- **PROVIDED INFORMATION**:
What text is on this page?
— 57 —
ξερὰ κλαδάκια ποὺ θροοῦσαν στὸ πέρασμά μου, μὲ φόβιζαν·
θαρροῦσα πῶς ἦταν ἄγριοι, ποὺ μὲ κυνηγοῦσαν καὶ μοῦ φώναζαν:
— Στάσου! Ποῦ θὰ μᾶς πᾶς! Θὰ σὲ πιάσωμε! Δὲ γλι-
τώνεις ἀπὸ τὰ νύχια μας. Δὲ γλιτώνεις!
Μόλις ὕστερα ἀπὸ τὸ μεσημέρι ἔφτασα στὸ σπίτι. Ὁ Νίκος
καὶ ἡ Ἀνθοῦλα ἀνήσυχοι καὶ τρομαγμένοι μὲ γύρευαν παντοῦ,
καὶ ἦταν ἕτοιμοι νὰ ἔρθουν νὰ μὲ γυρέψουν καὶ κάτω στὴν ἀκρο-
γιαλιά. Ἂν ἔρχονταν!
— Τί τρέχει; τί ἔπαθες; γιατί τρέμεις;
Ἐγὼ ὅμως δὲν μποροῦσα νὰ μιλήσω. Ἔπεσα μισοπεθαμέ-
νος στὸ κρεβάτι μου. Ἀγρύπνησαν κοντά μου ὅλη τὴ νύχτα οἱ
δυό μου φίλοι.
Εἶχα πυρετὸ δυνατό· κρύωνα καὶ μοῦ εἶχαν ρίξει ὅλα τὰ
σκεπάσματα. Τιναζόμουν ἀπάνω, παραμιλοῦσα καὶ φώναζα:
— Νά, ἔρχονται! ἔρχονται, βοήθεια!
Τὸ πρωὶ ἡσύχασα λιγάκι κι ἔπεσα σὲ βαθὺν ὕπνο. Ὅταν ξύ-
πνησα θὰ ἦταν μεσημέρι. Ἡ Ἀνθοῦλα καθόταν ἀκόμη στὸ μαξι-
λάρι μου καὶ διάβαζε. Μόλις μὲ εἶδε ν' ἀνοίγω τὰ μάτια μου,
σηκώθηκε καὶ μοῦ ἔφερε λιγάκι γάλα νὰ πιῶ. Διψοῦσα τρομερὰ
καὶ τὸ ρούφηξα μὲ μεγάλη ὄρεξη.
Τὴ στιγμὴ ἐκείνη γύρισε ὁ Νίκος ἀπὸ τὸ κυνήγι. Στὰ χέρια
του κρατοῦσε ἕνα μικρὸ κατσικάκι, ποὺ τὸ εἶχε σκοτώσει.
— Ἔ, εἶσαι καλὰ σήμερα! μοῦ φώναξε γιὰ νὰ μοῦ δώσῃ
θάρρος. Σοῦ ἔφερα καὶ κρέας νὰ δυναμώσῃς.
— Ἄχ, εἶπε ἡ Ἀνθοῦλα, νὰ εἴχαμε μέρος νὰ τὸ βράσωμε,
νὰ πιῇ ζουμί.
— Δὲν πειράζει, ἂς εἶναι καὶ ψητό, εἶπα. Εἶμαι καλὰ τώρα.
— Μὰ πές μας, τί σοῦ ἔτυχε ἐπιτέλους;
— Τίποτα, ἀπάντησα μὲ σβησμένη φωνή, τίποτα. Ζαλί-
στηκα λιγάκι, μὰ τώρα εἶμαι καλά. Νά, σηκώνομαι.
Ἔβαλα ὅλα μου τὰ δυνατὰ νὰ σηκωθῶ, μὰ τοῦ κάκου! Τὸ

- **TASK OBJECTIVE**:
Print the whole listing exactly as it is.

- **EXPECTED OUTPUT**:
What text is on this page?
— 57 —
ξερὰ κλαδάκια ποὺ θροοῦσαν στὸ πέρασμά μου, μὲ φόβιζαν·
θαρροῦσα πῶς ἦταν ἄγριοι, ποὺ μὲ κυνηγοῦσαν καὶ μοῦ φώναζαν:
— Στάσου! Ποῦ θὰ μᾶς πᾶς! Θὰ σὲ πιάσωμε! Δὲ γλι-
τώνεις ἀπὸ τὰ νύχια μας. Δὲ γλιτώνεις!
Μόλις ὕστερα ἀπὸ τὸ μεσημέρι ἔφτασα στὸ σπίτι. Ὁ Νίκος
καὶ ἡ Ἀνθοῦλα ἀνήσυχοι καὶ τρομαγμένοι μὲ γύρευαν παντοῦ,
καὶ ἦταν ἕτοιμοι νὰ ἔρθουν νὰ μὲ γυρέψουν καὶ κάτω στὴν ἀκρο-
γιαλιά. Ἂν ἔρχονταν!
— Τί τρέχει; τί ἔπαθες; γιατί τρέμεις;
Ἐγὼ ὅμως δὲν μποροῦσα νὰ μιλήσω. Ἔπεσα μισοπεθαμέ-
νος στὸ κρεβάτι μου. Ἀγρύπνησαν κοντά μου ὅλη τὴ νύχτα οἱ
δυό μου φίλοι.
Εἶχα πυρετὸ δυνατό· κρύωνα καὶ μοῦ εἶχαν ρίξει ὅλα τὰ
σκεπάσματα. Τιναζόμουν ἀπάνω, παραμιλοῦσα καὶ φώναζα:
— Νά, ἔρχονται! ἔρχονται, βοήθεια!
Τὸ πρωὶ ἡσύχασα λιγάκι κι ἔπεσα σὲ βαθὺν ὕπνο. Ὅταν ξύ-
πνησα θὰ ἦταν μεσημέρι. Ἡ Ἀνθοῦλα καθόταν ἀκόμη στὸ μαξι-
λάρι μου καὶ διάβαζε. Μόλις μὲ εἶδε ν' ἀνοίγω τὰ μάτια μου,
σηκώθηκε καὶ μοῦ ἔφερε λιγάκι γάλα νὰ πιῶ. Διψοῦσα τρομερὰ
καὶ τὸ ρούφηξα μὲ μεγάλη ὄρεξη.
Τὴ στιγμὴ ἐκείνη γύρισε ὁ Νίκος ἀπὸ τὸ κυνήγι. Στὰ χέρια
του κρατοῦσε ἕνα μικρὸ κατσικάκι, ποὺ τὸ εἶχε σκοτώσει.
— Ἔ, εἶσαι καλὰ σήμερα! μοῦ φώναξε γιὰ νὰ μοῦ δώσῃ
θάρρος. Σοῦ ἔφερα καὶ κρέας νὰ δυναμώσῃς.
— Ἄχ, εἶπε ἡ Ἀνθοῦλα, νὰ εἴχαμε μέρος νὰ τὸ βράσωμε,
νὰ πιῇ ζουμί.
— Δὲν πειράζει, ἂς εἶναι καὶ ψητό, εἶπα. Εἶμαι καλὰ τώρα.
— Μὰ πές μας, τί σοῦ ἔτυχε ἐπιτέλους;
— Τίποτα, ἀπάντησα μὲ σβησμένη φωνή, τίποτα. Ζαλί-
στηκα λιγάκι, μὰ τώρα εἶμαι καλά. Νά, σηκώνομαι.
Ἔβαλα ὅλα μου τὰ δυνατὰ νὰ σηκωθῶ, μὰ τοῦ κάκου! Τὸ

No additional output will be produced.